### INFORMATION SHOWN
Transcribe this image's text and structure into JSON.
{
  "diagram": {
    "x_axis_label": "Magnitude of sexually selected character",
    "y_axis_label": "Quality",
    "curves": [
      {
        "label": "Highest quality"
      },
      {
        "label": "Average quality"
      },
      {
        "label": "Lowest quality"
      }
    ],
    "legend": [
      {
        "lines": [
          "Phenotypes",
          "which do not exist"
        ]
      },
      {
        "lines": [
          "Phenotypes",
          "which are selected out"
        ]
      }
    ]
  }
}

### WORK TO COMPLETE
Repeat every entry exactly as written above.

### TASK RESPONSE
Transcribe this image's text and structure into JSON.
{
  "diagram": {
    "x_axis_label": "Magnitude of sexually selected character",
    "y_axis_label": "Quality",
    "curves": [
      {
        "label": "Highest quality"
      },
      {
        "label": "Average quality"
      },
      {
        "label": "Lowest quality"
      }
    ],
    "legend": [
      {
        "lines": [
          "Phenotypes",
          "which do not exist"
        ]
      },
      {
        "lines": [
          "Phenotypes",
          "which are selected out"
        ]
      }
    ]
  }
}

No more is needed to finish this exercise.